§ **Problem statement**: Does the article on the Bernie board meeting agree with each statement? Answer yes or no for each, with the article's deciding words quoted: (a) Mercer presented results for grades three through eleven; (b) the district's collective scores fell short of this year's AYP goal; (c) the 2004 warning came from Missouri's Commissioner of Education.

§ **Document passage**:
▬▬▬▬▬▬▬▬▬▬
Dexter, Missouri · Friday, July 30, 2010
[Nameplate] Fair ~ 75°F  
High: 91°F ~
Print Email link Respond to editor Read comments (23)

Bernie board hears MAP test results, reviews cell phone policy

Tuesday, September 9, 2008
(Photo)
Noreen Hyslop photo Bernie High School Principal Scott Mercer addressed the board of education during Monday night's meeting, explaining the results of the district's 2008 MAP tests.

"Our day is here," Bernie High School Principal Scott Mercer told the district's Board of Education Monday night following a comprehensive breakdown of the school district's MAP Test scores for the year 2008.

"If you will recall," he explained, "in 2004 we were told by Missouri's Commissioner of Education that the time would come for every school district in the state when they would find themselves not meeting the expected level of proficiency as mandated by the federal No Child Left Behind (NCLB) law."

Mercer presented the results in the areas of Communication Arts and Math for grades three through eleven in a powerpoint presentation that clearly outlined not only the level of proficiency of Bernie as compared to levels of proficiency statewide, but also showed the progression of Bernie's scores in the two subject areas over the past three years. While the district's collective scores were high enough to meet this year's AYP goal, two subgroups of the student population did not reach that goal. Therefore, Mercer explained, the entire district in considered to have issed AYP.

Explaining the detriments of "sub-grouping" students in categories of free and reduced lunch branches and students whose instructional day is partially or totally governed by the utilization of an Individual Education Plan (IEP), Mercer explained to board members that the NCLB law, as administrators across the state have continually voiced since the law's inception, "is not a feasible plan."

"We were told from the start that eventually, we would not meet AYP, as all districts within the state would also do and our day is here."
▬▬▬▬▬▬▬▬▬▬
§ **Record list**:

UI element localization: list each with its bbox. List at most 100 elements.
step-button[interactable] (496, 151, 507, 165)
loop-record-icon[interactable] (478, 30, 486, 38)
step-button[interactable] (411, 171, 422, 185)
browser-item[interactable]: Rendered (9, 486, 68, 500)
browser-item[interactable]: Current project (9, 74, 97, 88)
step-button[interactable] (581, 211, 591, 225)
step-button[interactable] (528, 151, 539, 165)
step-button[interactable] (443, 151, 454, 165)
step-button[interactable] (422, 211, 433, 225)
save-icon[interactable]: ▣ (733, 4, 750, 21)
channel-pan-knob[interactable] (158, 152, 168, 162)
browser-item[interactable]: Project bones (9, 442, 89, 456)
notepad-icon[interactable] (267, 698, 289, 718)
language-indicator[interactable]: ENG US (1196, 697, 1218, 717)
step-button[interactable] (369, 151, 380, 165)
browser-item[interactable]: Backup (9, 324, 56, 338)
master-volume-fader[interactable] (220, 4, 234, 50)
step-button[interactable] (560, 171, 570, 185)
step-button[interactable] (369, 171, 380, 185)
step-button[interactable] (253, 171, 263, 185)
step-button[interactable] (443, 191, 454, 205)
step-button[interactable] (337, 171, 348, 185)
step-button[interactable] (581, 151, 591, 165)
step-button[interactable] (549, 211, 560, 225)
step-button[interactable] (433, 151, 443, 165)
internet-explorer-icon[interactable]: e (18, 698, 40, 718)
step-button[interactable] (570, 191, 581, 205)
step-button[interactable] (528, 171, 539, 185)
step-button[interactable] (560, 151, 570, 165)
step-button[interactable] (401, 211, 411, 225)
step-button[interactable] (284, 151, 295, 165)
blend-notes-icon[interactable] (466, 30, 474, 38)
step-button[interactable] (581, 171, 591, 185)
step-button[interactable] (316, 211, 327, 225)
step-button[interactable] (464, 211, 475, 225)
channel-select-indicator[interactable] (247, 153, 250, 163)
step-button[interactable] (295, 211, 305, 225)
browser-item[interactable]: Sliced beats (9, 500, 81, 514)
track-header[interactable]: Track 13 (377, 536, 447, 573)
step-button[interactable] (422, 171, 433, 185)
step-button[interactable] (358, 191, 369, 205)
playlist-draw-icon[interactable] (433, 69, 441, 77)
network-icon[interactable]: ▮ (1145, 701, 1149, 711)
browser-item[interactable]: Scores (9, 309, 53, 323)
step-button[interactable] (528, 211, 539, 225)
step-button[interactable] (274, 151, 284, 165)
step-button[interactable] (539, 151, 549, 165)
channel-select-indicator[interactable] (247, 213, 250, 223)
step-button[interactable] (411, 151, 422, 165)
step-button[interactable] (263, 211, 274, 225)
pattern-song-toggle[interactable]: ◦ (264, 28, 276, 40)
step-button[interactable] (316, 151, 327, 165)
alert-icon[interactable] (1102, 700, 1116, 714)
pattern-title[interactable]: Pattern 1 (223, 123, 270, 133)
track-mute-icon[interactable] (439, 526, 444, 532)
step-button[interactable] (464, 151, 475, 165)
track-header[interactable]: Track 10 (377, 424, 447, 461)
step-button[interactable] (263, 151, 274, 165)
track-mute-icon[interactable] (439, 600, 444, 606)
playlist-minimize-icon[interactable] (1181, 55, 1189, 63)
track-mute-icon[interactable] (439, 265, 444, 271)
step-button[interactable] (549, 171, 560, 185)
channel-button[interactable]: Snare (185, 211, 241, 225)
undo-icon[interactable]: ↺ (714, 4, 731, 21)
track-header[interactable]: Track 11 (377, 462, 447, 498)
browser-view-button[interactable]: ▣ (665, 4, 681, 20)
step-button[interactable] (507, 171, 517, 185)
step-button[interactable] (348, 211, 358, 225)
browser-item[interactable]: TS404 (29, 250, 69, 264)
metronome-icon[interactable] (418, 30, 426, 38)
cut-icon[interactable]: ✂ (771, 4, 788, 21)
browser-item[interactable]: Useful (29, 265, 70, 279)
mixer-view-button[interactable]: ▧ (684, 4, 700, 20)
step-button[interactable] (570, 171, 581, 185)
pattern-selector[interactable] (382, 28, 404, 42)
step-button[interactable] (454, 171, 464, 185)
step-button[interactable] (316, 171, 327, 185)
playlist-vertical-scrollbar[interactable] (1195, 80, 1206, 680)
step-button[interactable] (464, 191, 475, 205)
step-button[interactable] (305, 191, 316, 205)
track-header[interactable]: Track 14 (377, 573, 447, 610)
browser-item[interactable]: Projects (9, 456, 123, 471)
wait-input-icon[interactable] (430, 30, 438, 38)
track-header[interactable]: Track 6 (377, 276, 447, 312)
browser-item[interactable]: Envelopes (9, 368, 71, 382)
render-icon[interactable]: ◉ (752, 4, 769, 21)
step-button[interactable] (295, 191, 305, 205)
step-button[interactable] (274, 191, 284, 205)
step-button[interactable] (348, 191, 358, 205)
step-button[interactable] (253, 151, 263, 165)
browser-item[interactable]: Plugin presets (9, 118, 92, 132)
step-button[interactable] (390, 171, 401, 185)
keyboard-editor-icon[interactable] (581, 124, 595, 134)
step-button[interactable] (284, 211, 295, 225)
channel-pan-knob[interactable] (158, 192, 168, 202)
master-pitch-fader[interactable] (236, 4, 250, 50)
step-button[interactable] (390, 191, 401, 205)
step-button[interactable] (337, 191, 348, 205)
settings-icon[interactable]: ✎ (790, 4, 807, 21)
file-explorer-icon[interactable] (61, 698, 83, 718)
▬▬▬▬▬▬▬▬▬▬
§ **Answer for this exercise**:
(a) Yes: "for grades three through eleven"
(b) No: "the district's collective scores were high enough to meet this year's AYP goal"
(c) Yes: "in 2004 we were told by Missouri's Commissioner of Education"